▶ DOCUMENT SECTION

Today at Aural Cafe we are reviewing the iFi Hip-DAC 3 portable DAC and Headphone Amplifier. But before that let us tell you a bit about iFi Audio. iFi Audio is a subsidiary of Abbingdon Music Research (AMR) which is one of the UK's largest manufacturers of high-end audio products such as AmpliFiers, Active Buffer/PreampliFiers, DACs, and USB filters. Founded in 2000, AMR is based in London, United Kingdom. It is a subsidiary of the Abbingdon Global Group.

iFi Audio is one of the most respected brands in the audiophile world with hi-fi products across different prices and product categories with one aim- to improve music enjoyment. Founded in 2012 iFi oversee the design, development, and manufacture of more than 50 products from their headquarters in Southport, UK. iFi products and their packaging are made from recyclable materials, including Aluminium, Paper and Recycled plastics. There are no hazardous toxins in their components, and they ensure that every product released meets environmental standards. iFi prides itself on being an eco-friendly company.

▶ EXERCISE GOAL
Answer these questions using the passage on iFi Audio, one answer per line:
(a) In what year was Abbingdon Music Research founded?
(b) Where are iFi Audio's headquarters located?
(c) How many products does iFi oversee the design, development, and manufacture of?

▶ DATA SHOWN
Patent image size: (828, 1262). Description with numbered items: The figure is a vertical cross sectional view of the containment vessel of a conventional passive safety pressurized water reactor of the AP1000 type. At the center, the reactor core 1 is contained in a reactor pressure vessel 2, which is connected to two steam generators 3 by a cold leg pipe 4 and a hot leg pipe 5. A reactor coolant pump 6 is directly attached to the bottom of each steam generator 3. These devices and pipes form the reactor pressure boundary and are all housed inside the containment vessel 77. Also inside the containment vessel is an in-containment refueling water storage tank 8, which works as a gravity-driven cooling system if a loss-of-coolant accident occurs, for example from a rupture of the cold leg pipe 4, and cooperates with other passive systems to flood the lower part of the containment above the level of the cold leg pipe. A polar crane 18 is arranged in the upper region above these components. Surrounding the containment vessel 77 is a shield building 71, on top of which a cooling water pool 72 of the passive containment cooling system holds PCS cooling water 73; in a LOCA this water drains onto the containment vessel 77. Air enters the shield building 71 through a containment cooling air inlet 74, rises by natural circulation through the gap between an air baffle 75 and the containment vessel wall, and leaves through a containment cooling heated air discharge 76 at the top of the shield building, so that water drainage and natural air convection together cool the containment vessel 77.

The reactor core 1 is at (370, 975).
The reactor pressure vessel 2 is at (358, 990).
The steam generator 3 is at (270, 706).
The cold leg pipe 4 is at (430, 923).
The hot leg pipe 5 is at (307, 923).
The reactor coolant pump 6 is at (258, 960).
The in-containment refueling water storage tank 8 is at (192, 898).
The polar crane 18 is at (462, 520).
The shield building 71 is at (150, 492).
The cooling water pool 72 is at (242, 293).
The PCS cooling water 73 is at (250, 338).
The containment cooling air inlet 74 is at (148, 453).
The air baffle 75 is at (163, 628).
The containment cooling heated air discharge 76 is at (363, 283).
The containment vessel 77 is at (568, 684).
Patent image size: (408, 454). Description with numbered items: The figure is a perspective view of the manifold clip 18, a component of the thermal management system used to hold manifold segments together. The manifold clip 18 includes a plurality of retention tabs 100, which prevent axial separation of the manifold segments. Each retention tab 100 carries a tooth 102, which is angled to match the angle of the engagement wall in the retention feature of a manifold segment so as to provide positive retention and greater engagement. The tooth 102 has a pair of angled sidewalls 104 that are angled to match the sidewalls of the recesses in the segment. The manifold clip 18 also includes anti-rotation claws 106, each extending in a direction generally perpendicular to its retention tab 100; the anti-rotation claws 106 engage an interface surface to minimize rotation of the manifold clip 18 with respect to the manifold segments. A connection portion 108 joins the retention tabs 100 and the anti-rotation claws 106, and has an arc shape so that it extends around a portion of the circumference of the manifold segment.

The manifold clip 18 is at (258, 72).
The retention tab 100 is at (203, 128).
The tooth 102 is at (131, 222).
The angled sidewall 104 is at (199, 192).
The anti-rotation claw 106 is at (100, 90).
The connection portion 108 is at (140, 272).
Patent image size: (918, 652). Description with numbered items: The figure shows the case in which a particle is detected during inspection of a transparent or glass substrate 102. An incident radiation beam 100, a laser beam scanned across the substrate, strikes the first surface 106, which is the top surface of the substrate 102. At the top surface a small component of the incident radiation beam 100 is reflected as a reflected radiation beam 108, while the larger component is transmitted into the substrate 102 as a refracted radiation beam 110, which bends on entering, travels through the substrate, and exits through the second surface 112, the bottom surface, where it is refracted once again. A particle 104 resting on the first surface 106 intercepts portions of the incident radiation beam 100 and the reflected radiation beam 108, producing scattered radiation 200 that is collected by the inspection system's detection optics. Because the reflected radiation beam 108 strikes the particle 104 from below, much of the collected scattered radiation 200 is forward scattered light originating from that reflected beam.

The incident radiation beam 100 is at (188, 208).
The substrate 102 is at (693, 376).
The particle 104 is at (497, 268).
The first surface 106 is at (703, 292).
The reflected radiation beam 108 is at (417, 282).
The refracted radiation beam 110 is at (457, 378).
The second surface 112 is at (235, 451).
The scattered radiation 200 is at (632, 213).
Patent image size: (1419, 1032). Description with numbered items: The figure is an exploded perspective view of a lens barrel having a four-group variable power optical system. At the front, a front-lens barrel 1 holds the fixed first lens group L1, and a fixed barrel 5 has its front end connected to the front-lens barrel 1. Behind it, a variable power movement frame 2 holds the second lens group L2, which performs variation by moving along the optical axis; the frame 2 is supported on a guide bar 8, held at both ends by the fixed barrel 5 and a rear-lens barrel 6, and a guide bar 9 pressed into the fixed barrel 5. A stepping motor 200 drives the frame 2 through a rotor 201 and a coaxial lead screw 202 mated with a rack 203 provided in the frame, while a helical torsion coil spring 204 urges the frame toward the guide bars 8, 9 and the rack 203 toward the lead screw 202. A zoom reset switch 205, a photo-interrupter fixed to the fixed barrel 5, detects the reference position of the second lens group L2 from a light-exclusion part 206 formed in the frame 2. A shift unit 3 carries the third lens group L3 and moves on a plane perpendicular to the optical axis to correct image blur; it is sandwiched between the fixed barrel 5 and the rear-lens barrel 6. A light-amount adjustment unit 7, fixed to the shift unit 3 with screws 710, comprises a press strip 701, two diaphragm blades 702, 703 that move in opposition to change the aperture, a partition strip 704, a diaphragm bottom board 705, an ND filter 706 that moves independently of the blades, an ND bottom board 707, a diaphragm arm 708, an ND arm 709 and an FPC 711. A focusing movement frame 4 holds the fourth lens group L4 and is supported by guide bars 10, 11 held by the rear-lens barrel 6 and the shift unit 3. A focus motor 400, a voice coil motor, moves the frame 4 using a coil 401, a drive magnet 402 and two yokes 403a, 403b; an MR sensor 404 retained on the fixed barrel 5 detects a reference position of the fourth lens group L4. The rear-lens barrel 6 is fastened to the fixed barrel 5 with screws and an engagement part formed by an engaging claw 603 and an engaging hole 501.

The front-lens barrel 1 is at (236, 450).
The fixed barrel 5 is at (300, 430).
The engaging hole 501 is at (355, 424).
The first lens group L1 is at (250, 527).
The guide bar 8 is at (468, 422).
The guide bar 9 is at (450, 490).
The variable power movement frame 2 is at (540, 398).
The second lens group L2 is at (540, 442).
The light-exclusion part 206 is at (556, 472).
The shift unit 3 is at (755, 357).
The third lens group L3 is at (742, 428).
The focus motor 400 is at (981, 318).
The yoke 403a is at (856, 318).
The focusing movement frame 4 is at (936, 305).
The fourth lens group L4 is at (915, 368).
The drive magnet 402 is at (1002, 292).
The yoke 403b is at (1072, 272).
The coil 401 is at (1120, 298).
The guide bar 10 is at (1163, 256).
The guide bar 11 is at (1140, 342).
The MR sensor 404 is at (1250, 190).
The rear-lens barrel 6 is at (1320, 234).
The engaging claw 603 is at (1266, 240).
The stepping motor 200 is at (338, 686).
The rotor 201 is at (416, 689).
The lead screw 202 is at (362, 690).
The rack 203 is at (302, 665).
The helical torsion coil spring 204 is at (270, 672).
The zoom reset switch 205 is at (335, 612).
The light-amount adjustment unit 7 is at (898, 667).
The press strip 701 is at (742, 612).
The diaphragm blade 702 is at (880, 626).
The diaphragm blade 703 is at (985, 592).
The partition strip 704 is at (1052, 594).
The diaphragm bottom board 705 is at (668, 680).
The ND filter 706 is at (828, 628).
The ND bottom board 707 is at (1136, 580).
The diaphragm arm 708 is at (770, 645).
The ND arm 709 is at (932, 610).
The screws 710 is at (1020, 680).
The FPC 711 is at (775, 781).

▶ RESULT OF THIS EXERCISE
(a) 2000
(b) Southport, UK
(c) More than 50